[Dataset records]

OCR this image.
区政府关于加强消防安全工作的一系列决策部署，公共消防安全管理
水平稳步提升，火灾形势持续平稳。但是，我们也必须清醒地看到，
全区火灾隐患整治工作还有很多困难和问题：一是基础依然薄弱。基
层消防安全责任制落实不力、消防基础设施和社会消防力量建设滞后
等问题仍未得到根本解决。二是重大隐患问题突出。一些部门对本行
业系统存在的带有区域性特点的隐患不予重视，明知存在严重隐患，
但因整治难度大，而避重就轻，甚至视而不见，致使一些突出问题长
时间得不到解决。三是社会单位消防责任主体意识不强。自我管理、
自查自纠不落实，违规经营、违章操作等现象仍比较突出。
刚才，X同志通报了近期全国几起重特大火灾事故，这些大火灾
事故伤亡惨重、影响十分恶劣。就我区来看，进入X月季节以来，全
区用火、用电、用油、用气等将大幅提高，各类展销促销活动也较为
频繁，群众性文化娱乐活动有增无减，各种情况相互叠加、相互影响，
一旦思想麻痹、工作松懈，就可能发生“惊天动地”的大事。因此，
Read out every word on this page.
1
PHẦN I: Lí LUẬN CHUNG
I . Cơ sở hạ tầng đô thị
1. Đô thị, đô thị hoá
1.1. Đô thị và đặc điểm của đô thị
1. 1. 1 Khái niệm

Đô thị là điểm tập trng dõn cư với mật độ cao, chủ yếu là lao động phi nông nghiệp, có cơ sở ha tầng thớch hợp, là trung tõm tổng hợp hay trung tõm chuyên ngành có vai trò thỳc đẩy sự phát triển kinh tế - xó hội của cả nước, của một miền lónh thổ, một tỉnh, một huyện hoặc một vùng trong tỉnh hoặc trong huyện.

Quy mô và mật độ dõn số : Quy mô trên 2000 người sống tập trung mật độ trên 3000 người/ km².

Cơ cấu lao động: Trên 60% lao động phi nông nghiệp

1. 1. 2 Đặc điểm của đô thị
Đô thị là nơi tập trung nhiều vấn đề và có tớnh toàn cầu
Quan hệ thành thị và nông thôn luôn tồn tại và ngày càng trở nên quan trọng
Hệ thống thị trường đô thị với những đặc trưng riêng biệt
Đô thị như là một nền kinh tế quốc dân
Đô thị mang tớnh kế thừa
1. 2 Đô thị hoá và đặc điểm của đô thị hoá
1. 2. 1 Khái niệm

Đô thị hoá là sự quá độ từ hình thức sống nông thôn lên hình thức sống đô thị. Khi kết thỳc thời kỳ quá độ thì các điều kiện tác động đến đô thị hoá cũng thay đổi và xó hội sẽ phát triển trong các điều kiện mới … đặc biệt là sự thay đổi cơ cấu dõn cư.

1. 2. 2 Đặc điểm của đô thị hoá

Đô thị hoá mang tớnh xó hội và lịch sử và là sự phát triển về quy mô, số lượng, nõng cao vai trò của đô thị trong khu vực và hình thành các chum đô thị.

- _SET EXERCISE_: Transcribe each entry exactly.

- _PROBLEM SOLUTION_:
OCR this image.
区政府关于加强消防安全工作的一系列决策部署，公共消防安全管理
水平稳步提升，火灾形势持续平稳。但是，我们也必须清醒地看到，
全区火灾隐患整治工作还有很多困难和问题：一是基础依然薄弱。基
层消防安全责任制落实不力、消防基础设施和社会消防力量建设滞后
等问题仍未得到根本解决。二是重大隐患问题突出。一些部门对本行
业系统存在的带有区域性特点的隐患不予重视，明知存在严重隐患，
但因整治难度大，而避重就轻，甚至视而不见，致使一些突出问题长
时间得不到解决。三是社会单位消防责任主体意识不强。自我管理、
自查自纠不落实，违规经营、违章操作等现象仍比较突出。
刚才，X同志通报了近期全国几起重特大火灾事故，这些大火灾
事故伤亡惨重、影响十分恶劣。就我区来看，进入X月季节以来，全
区用火、用电、用油、用气等将大幅提高，各类展销促销活动也较为
频繁，群众性文化娱乐活动有增无减，各种情况相互叠加、相互影响，
一旦思想麻痹、工作松懈，就可能发生“惊天动地”的大事。因此，
Read out every word on this page.
1
PHẦN I: Lí LUẬN CHUNG
I . Cơ sở hạ tầng đô thị
1. Đô thị, đô thị hoá
1.1. Đô thị và đặc điểm của đô thị
1. 1. 1 Khái niệm

Đô thị là điểm tập trng dõn cư với mật độ cao, chủ yếu là lao động phi nông nghiệp, có cơ sở ha tầng thớch hợp, là trung tõm tổng hợp hay trung tõm chuyên ngành có vai trò thỳc đẩy sự phát triển kinh tế - xó hội của cả nước, của một miền lónh thổ, một tỉnh, một huyện hoặc một vùng trong tỉnh hoặc trong huyện.

Quy mô và mật độ dõn số : Quy mô trên 2000 người sống tập trung mật độ trên 3000 người/ km².

Cơ cấu lao động: Trên 60% lao động phi nông nghiệp

1. 1. 2 Đặc điểm của đô thị
Đô thị là nơi tập trung nhiều vấn đề và có tớnh toàn cầu
Quan hệ thành thị và nông thôn luôn tồn tại và ngày càng trở nên quan trọng
Hệ thống thị trường đô thị với những đặc trưng riêng biệt
Đô thị như là một nền kinh tế quốc dân
Đô thị mang tớnh kế thừa
1. 2 Đô thị hoá và đặc điểm của đô thị hoá
1. 2. 1 Khái niệm

Đô thị hoá là sự quá độ từ hình thức sống nông thôn lên hình thức sống đô thị. Khi kết thỳc thời kỳ quá độ thì các điều kiện tác động đến đô thị hoá cũng thay đổi và xó hội sẽ phát triển trong các điều kiện mới … đặc biệt là sự thay đổi cơ cấu dõn cư.

1. 2. 2 Đặc điểm của đô thị hoá

Đô thị hoá mang tớnh xó hội và lịch sử và là sự phát triển về quy mô, số lượng, nõng cao vai trò của đô thị trong khu vực và hình thành các chum đô thị.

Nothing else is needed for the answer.